§ Task description
What follows is a listing to be transcribed exactly.

§ Provided entries
• • • • • • •

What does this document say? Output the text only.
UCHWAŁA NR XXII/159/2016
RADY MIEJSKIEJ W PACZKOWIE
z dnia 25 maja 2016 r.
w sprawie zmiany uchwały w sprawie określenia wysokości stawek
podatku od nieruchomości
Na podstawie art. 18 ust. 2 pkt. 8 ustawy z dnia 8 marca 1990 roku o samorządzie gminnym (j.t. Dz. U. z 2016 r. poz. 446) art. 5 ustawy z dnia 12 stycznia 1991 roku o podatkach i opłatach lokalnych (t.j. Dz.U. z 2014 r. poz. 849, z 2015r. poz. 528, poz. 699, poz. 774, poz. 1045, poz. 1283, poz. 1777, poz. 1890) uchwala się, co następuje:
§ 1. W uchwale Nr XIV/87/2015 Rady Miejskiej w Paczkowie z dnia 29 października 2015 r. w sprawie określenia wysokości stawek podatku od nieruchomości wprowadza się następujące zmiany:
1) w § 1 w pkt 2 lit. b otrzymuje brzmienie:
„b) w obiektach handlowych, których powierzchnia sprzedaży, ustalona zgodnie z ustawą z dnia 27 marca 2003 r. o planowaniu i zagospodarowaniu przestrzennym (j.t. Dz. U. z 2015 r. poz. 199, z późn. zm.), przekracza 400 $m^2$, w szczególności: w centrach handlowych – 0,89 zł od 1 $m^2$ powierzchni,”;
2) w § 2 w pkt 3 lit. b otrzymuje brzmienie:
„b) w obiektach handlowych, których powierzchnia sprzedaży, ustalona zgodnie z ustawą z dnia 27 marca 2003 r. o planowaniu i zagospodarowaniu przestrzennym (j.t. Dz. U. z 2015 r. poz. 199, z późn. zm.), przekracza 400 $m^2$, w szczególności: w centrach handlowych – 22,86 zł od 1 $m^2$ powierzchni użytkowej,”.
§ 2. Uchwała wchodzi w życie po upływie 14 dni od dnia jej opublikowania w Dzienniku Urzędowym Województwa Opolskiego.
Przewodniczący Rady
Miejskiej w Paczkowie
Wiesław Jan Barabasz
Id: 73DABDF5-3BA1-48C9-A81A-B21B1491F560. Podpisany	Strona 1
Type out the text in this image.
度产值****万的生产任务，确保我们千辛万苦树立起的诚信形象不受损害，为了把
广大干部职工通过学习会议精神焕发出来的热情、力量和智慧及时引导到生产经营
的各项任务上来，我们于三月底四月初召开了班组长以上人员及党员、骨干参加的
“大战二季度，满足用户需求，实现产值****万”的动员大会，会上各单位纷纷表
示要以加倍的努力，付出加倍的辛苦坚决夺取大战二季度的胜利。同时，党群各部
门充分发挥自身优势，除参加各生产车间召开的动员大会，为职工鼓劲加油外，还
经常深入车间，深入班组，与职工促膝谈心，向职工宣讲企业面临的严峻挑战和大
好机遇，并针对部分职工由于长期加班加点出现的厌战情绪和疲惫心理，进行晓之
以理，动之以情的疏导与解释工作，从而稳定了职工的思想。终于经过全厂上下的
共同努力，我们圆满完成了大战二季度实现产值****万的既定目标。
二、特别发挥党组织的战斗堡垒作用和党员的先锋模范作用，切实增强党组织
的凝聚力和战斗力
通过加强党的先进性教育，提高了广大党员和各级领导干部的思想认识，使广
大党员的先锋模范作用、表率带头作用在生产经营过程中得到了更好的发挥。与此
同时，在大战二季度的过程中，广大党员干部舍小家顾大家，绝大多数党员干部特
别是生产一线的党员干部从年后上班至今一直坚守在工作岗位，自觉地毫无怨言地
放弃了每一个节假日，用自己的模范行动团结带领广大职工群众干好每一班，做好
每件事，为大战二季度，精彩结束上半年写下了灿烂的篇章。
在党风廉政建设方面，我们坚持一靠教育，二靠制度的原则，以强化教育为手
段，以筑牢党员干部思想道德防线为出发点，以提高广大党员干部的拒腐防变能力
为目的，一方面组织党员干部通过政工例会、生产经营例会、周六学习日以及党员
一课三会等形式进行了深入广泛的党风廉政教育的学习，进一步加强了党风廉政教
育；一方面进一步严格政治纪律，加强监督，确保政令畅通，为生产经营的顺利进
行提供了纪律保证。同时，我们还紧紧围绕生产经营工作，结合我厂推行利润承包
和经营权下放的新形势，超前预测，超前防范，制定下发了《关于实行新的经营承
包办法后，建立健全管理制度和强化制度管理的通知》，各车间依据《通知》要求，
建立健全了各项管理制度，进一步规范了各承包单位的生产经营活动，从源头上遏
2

• • • • • • •

§ Solution to this problem
What does this document say? Output the text only.
UCHWAŁA NR XXII/159/2016
RADY MIEJSKIEJ W PACZKOWIE
z dnia 25 maja 2016 r.
w sprawie zmiany uchwały w sprawie określenia wysokości stawek
podatku od nieruchomości
Na podstawie art. 18 ust. 2 pkt. 8 ustawy z dnia 8 marca 1990 roku o samorządzie gminnym (j.t. Dz. U. z 2016 r. poz. 446) art. 5 ustawy z dnia 12 stycznia 1991 roku o podatkach i opłatach lokalnych (t.j. Dz.U. z 2014 r. poz. 849, z 2015r. poz. 528, poz. 699, poz. 774, poz. 1045, poz. 1283, poz. 1777, poz. 1890) uchwala się, co następuje:
§ 1. W uchwale Nr XIV/87/2015 Rady Miejskiej w Paczkowie z dnia 29 października 2015 r. w sprawie określenia wysokości stawek podatku od nieruchomości wprowadza się następujące zmiany:
1) w § 1 w pkt 2 lit. b otrzymuje brzmienie:
„b) w obiektach handlowych, których powierzchnia sprzedaży, ustalona zgodnie z ustawą z dnia 27 marca 2003 r. o planowaniu i zagospodarowaniu przestrzennym (j.t. Dz. U. z 2015 r. poz. 199, z późn. zm.), przekracza 400 $m^2$, w szczególności: w centrach handlowych – 0,89 zł od 1 $m^2$ powierzchni,”;
2) w § 2 w pkt 3 lit. b otrzymuje brzmienie:
„b) w obiektach handlowych, których powierzchnia sprzedaży, ustalona zgodnie z ustawą z dnia 27 marca 2003 r. o planowaniu i zagospodarowaniu przestrzennym (j.t. Dz. U. z 2015 r. poz. 199, z późn. zm.), przekracza 400 $m^2$, w szczególności: w centrach handlowych – 22,86 zł od 1 $m^2$ powierzchni użytkowej,”.
§ 2. Uchwała wchodzi w życie po upływie 14 dni od dnia jej opublikowania w Dzienniku Urzędowym Województwa Opolskiego.
Przewodniczący Rady
Miejskiej w Paczkowie
Wiesław Jan Barabasz
Id: 73DABDF5-3BA1-48C9-A81A-B21B1491F560. Podpisany	Strona 1
Type out the text in this image.
度产值****万的生产任务，确保我们千辛万苦树立起的诚信形象不受损害，为了把
广大干部职工通过学习会议精神焕发出来的热情、力量和智慧及时引导到生产经营
的各项任务上来，我们于三月底四月初召开了班组长以上人员及党员、骨干参加的
“大战二季度，满足用户需求，实现产值****万”的动员大会，会上各单位纷纷表
示要以加倍的努力，付出加倍的辛苦坚决夺取大战二季度的胜利。同时，党群各部
门充分发挥自身优势，除参加各生产车间召开的动员大会，为职工鼓劲加油外，还
经常深入车间，深入班组，与职工促膝谈心，向职工宣讲企业面临的严峻挑战和大
好机遇，并针对部分职工由于长期加班加点出现的厌战情绪和疲惫心理，进行晓之
以理，动之以情的疏导与解释工作，从而稳定了职工的思想。终于经过全厂上下的
共同努力，我们圆满完成了大战二季度实现产值****万的既定目标。
二、特别发挥党组织的战斗堡垒作用和党员的先锋模范作用，切实增强党组织
的凝聚力和战斗力
通过加强党的先进性教育，提高了广大党员和各级领导干部的思想认识，使广
大党员的先锋模范作用、表率带头作用在生产经营过程中得到了更好的发挥。与此
同时，在大战二季度的过程中，广大党员干部舍小家顾大家，绝大多数党员干部特
别是生产一线的党员干部从年后上班至今一直坚守在工作岗位，自觉地毫无怨言地
放弃了每一个节假日，用自己的模范行动团结带领广大职工群众干好每一班，做好
每件事，为大战二季度，精彩结束上半年写下了灿烂的篇章。
在党风廉政建设方面，我们坚持一靠教育，二靠制度的原则，以强化教育为手
段，以筑牢党员干部思想道德防线为出发点，以提高广大党员干部的拒腐防变能力
为目的，一方面组织党员干部通过政工例会、生产经营例会、周六学习日以及党员
一课三会等形式进行了深入广泛的党风廉政教育的学习，进一步加强了党风廉政教
育；一方面进一步严格政治纪律，加强监督，确保政令畅通，为生产经营的顺利进
行提供了纪律保证。同时，我们还紧紧围绕生产经营工作，结合我厂推行利润承包
和经营权下放的新形势，超前预测，超前防范，制定下发了《关于实行新的经营承
包办法后，建立健全管理制度和强化制度管理的通知》，各车间依据《通知》要求，
建立健全了各项管理制度，进一步规范了各承包单位的生产经营活动，从源头上遏
2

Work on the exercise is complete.